[THE PROBLEM]
Below are records to be output exactly, every one of them.

[Stored data]
--- begin ---

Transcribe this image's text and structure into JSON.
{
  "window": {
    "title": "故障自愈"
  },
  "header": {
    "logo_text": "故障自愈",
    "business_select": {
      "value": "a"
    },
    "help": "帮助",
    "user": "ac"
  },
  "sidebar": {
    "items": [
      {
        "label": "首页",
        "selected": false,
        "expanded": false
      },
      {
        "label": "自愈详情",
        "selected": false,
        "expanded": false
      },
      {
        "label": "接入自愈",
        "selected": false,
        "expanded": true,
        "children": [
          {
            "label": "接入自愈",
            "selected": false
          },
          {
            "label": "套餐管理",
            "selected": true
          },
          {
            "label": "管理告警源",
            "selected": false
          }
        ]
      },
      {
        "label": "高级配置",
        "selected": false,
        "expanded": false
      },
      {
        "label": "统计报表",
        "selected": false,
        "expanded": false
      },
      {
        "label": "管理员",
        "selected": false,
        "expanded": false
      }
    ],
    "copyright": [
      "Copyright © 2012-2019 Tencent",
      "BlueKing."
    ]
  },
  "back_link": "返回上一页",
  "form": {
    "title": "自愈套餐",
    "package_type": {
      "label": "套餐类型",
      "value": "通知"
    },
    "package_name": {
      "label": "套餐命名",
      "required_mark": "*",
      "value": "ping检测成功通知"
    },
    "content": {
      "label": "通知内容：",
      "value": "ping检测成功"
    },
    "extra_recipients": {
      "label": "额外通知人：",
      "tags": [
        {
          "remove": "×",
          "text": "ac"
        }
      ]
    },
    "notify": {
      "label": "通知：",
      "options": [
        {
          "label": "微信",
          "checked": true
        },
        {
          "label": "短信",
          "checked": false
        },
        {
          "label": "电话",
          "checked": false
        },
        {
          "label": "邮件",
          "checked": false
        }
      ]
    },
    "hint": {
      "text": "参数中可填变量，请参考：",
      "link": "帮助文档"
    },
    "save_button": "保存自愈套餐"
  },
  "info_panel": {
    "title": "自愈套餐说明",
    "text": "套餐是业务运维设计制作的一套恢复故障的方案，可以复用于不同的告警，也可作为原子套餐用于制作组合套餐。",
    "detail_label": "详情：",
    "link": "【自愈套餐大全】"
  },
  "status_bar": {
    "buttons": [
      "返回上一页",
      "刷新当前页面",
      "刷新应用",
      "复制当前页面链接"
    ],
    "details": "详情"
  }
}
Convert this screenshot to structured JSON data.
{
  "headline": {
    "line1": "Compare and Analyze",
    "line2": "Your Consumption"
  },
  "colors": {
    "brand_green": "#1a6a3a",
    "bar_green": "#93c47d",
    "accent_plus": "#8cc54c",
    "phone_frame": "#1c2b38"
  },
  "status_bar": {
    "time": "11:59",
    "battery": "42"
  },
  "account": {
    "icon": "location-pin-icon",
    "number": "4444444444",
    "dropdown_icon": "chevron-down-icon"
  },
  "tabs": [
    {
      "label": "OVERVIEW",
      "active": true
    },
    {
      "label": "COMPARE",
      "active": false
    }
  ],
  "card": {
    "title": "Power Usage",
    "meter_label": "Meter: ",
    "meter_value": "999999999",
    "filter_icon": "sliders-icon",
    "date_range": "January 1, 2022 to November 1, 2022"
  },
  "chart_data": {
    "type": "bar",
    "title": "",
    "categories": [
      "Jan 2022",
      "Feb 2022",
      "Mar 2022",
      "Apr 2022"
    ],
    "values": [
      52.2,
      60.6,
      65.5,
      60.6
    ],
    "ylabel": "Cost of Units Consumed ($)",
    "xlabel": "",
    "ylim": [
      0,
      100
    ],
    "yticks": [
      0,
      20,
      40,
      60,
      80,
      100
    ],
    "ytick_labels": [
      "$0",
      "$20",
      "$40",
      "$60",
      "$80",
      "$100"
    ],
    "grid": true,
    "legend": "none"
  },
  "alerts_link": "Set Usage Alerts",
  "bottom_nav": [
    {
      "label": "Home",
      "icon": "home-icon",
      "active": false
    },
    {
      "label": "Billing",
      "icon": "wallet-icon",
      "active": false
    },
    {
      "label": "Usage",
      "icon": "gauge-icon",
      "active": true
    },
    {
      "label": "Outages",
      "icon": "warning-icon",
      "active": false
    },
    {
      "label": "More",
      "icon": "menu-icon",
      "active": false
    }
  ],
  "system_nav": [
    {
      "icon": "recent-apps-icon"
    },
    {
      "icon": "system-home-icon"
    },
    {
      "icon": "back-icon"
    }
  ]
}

--- end ---

[OUTPUT FOR THIS TASK]
Transcribe this image's text and structure into JSON.
{
  "window": {
    "title": "故障自愈"
  },
  "header": {
    "logo_text": "故障自愈",
    "business_select": {
      "value": "a"
    },
    "help": "帮助",
    "user": "ac"
  },
  "sidebar": {
    "items": [
      {
        "label": "首页",
        "selected": false,
        "expanded": false
      },
      {
        "label": "自愈详情",
        "selected": false,
        "expanded": false
      },
      {
        "label": "接入自愈",
        "selected": false,
        "expanded": true,
        "children": [
          {
            "label": "接入自愈",
            "selected": false
          },
          {
            "label": "套餐管理",
            "selected": true
          },
          {
            "label": "管理告警源",
            "selected": false
          }
        ]
      },
      {
        "label": "高级配置",
        "selected": false,
        "expanded": false
      },
      {
        "label": "统计报表",
        "selected": false,
        "expanded": false
      },
      {
        "label": "管理员",
        "selected": false,
        "expanded": false
      }
    ],
    "copyright": [
      "Copyright © 2012-2019 Tencent",
      "BlueKing."
    ]
  },
  "back_link": "返回上一页",
  "form": {
    "title": "自愈套餐",
    "package_type": {
      "label": "套餐类型",
      "value": "通知"
    },
    "package_name": {
      "label": "套餐命名",
      "required_mark": "*",
      "value": "ping检测成功通知"
    },
    "content": {
      "label": "通知内容：",
      "value": "ping检测成功"
    },
    "extra_recipients": {
      "label": "额外通知人：",
      "tags": [
        {
          "remove": "×",
          "text": "ac"
        }
      ]
    },
    "notify": {
      "label": "通知：",
      "options": [
        {
          "label": "微信",
          "checked": true
        },
        {
          "label": "短信",
          "checked": false
        },
        {
          "label": "电话",
          "checked": false
        },
        {
          "label": "邮件",
          "checked": false
        }
      ]
    },
    "hint": {
      "text": "参数中可填变量，请参考：",
      "link": "帮助文档"
    },
    "save_button": "保存自愈套餐"
  },
  "info_panel": {
    "title": "自愈套餐说明",
    "text": "套餐是业务运维设计制作的一套恢复故障的方案，可以复用于不同的告警，也可作为原子套餐用于制作组合套餐。",
    "detail_label": "详情：",
    "link": "【自愈套餐大全】"
  },
  "status_bar": {
    "buttons": [
      "返回上一页",
      "刷新当前页面",
      "刷新应用",
      "复制当前页面链接"
    ],
    "details": "详情"
  }
}
Convert this screenshot to structured JSON data.
{
  "headline": {
    "line1": "Compare and Analyze",
    "line2": "Your Consumption"
  },
  "colors": {
    "brand_green": "#1a6a3a",
    "bar_green": "#93c47d",
    "accent_plus": "#8cc54c",
    "phone_frame": "#1c2b38"
  },
  "status_bar": {
    "time": "11:59",
    "battery": "42"
  },
  "account": {
    "icon": "location-pin-icon",
    "number": "4444444444",
    "dropdown_icon": "chevron-down-icon"
  },
  "tabs": [
    {
      "label": "OVERVIEW",
      "active": true
    },
    {
      "label": "COMPARE",
      "active": false
    }
  ],
  "card": {
    "title": "Power Usage",
    "meter_label": "Meter: ",
    "meter_value": "999999999",
    "filter_icon": "sliders-icon",
    "date_range": "January 1, 2022 to November 1, 2022"
  },
  "chart_data": {
    "type": "bar",
    "title": "",
    "categories": [
      "Jan 2022",
      "Feb 2022",
      "Mar 2022",
      "Apr 2022"
    ],
    "values": [
      52.2,
      60.6,
      65.5,
      60.6
    ],
    "ylabel": "Cost of Units Consumed ($)",
    "xlabel": "",
    "ylim": [
      0,
      100
    ],
    "yticks": [
      0,
      20,
      40,
      60,
      80,
      100
    ],
    "ytick_labels": [
      "$0",
      "$20",
      "$40",
      "$60",
      "$80",
      "$100"
    ],
    "grid": true,
    "legend": "none"
  },
  "alerts_link": "Set Usage Alerts",
  "bottom_nav": [
    {
      "label": "Home",
      "icon": "home-icon",
      "active": false
    },
    {
      "label": "Billing",
      "icon": "wallet-icon",
      "active": false
    },
    {
      "label": "Usage",
      "icon": "gauge-icon",
      "active": true
    },
    {
      "label": "Outages",
      "icon": "warning-icon",
      "active": false
    },
    {
      "label": "More",
      "icon": "menu-icon",
      "active": false
    }
  ],
  "system_nav": [
    {
      "icon": "recent-apps-icon"
    },
    {
      "icon": "system-home-icon"
    },
    {
      "icon": "back-icon"
    }
  ]
}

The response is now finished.